▶ [REQUIRED TASK]: Express the lines of the listing below as a JSON list of strings, one string per line, from the line containing "UI element localization: list" up to and including the line containing "Text: TRS JACK". Skip blank lines and leave the pictures out.

▶ [ROWS]:

--- Start ---

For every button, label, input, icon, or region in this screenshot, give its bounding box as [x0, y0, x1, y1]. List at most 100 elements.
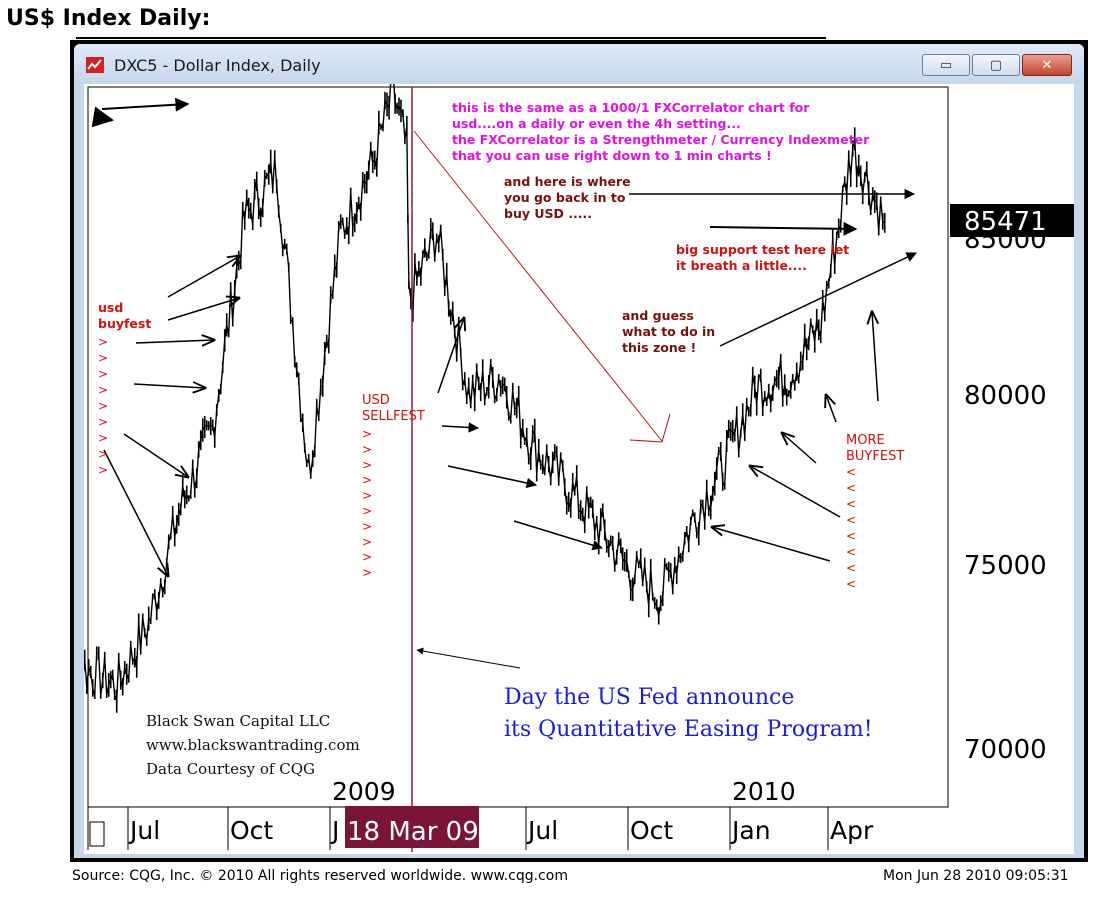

--- End ---
--- Start ---

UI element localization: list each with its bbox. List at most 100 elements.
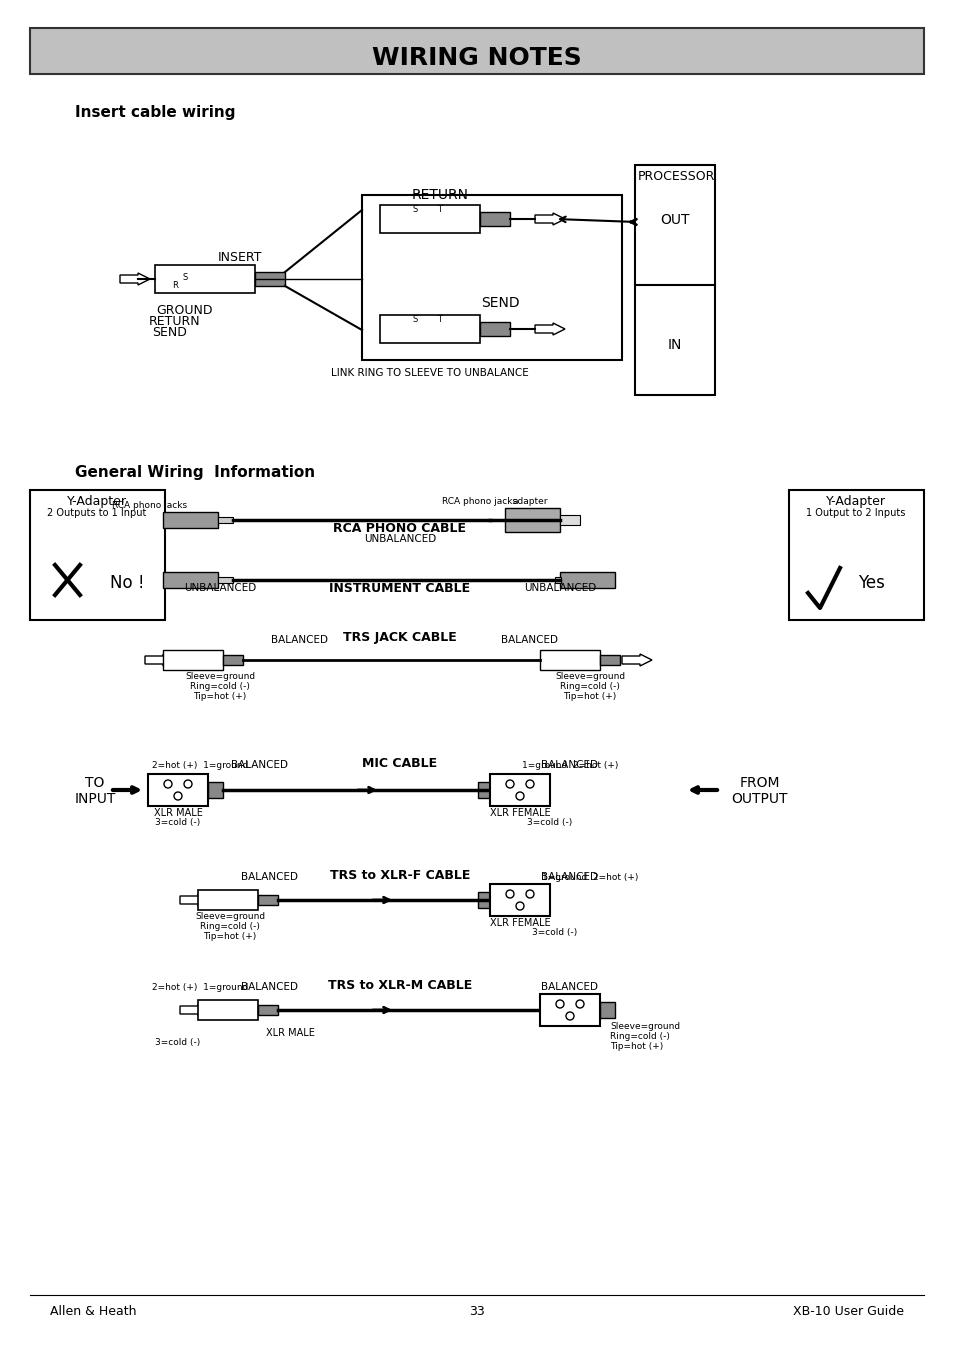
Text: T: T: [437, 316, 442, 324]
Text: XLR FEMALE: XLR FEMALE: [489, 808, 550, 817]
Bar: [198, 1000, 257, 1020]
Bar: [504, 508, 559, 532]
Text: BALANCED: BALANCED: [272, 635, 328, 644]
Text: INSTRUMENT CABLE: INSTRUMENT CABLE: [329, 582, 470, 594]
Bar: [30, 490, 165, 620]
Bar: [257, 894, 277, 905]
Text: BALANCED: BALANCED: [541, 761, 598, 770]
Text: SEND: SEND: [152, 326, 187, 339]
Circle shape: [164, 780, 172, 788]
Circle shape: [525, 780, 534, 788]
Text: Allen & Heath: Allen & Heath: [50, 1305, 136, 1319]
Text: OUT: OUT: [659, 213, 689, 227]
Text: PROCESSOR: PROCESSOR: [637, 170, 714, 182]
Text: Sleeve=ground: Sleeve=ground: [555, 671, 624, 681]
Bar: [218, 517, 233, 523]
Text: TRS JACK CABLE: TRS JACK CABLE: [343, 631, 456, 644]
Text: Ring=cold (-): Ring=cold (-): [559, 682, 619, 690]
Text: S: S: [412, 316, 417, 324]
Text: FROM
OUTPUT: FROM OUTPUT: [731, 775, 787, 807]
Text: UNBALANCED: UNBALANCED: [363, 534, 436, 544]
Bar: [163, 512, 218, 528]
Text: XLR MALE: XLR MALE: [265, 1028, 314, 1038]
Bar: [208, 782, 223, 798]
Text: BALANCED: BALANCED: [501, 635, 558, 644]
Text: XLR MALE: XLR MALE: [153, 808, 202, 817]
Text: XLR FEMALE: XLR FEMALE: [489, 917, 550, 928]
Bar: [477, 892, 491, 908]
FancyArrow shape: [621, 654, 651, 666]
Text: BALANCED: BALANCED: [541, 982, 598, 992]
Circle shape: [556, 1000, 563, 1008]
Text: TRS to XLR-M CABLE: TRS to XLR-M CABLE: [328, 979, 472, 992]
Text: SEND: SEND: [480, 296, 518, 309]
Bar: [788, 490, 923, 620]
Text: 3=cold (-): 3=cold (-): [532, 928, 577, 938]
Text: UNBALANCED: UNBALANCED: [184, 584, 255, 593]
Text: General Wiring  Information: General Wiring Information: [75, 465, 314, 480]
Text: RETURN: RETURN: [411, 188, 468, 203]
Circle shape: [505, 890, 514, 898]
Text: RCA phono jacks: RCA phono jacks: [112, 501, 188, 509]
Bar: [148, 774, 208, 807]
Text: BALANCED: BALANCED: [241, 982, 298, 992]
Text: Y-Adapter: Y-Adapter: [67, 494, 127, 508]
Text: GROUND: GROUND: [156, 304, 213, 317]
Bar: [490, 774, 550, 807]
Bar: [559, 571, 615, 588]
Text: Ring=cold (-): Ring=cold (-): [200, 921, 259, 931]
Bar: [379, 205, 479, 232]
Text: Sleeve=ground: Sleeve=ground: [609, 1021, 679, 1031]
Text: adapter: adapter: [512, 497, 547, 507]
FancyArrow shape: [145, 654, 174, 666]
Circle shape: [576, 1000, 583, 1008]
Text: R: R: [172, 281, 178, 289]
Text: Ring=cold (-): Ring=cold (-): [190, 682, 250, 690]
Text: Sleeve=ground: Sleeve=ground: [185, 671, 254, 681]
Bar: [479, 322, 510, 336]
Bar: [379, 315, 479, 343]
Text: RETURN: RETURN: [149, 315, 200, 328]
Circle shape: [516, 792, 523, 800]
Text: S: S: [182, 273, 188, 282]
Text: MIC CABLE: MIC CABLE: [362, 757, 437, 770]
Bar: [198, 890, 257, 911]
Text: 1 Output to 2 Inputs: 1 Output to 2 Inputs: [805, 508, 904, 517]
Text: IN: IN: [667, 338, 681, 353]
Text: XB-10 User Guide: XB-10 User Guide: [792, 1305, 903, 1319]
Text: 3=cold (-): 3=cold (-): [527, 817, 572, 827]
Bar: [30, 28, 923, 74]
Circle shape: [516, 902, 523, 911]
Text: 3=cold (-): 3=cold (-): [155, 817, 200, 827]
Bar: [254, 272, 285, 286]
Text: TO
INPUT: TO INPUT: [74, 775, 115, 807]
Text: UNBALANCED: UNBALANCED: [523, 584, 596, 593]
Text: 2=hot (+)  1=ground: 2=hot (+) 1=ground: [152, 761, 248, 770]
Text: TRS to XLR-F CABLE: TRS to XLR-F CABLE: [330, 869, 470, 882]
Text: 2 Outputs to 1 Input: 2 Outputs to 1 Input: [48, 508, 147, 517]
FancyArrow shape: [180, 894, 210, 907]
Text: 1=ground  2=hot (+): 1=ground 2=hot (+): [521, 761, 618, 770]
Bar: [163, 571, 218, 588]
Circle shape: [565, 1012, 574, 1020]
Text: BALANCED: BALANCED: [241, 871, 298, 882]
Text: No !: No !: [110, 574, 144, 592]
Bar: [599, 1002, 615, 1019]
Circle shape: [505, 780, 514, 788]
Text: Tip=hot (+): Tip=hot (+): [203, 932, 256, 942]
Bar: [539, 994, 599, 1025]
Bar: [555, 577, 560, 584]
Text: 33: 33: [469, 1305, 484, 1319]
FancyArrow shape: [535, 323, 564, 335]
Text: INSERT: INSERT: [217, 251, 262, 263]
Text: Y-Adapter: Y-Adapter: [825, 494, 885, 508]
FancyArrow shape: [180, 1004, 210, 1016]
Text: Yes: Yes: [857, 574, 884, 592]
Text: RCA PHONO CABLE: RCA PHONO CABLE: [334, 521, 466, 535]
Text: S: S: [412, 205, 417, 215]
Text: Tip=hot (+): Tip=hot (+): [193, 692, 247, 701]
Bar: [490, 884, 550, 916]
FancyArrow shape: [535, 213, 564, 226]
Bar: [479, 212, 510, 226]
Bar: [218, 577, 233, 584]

--- End ---

▶ [SOLUTION TO THE PROBLEM]:
[
  "UI element localization: list each with its bbox. List at most 100 elements.",
  "Text: T: T: [437, 316, 442, 324]",
  "Text: XLR FEMALE: XLR FEMALE: [489, 808, 550, 817]",
  "Bar: [198, 1000, 257, 1020]",
  "Bar: [504, 508, 559, 532]",
  "Text: BALANCED: BALANCED: [272, 635, 328, 644]",
  "Text: INSTRUMENT CABLE: INSTRUMENT CABLE: [329, 582, 470, 594]",
  "Bar: [30, 490, 165, 620]",
  "Bar: [257, 894, 277, 905]",
  "Text: BALANCED: BALANCED: [541, 761, 598, 770]",
  "Text: SEND: SEND: [152, 326, 187, 339]",
  "Circle shape: [164, 780, 172, 788]",
  "Circle shape: [525, 780, 534, 788]",
  "Text: Allen & Heath: Allen & Heath: [50, 1305, 136, 1319]",
  "Text: OUT: OUT: [659, 213, 689, 227]",
  "Text: PROCESSOR: PROCESSOR: [637, 170, 714, 182]",
  "Text: Sleeve=ground: Sleeve=ground: [555, 671, 624, 681]",
  "Bar: [218, 517, 233, 523]",
  "Text: TRS JACK CABLE: TRS JACK CABLE: [343, 631, 456, 644]"
]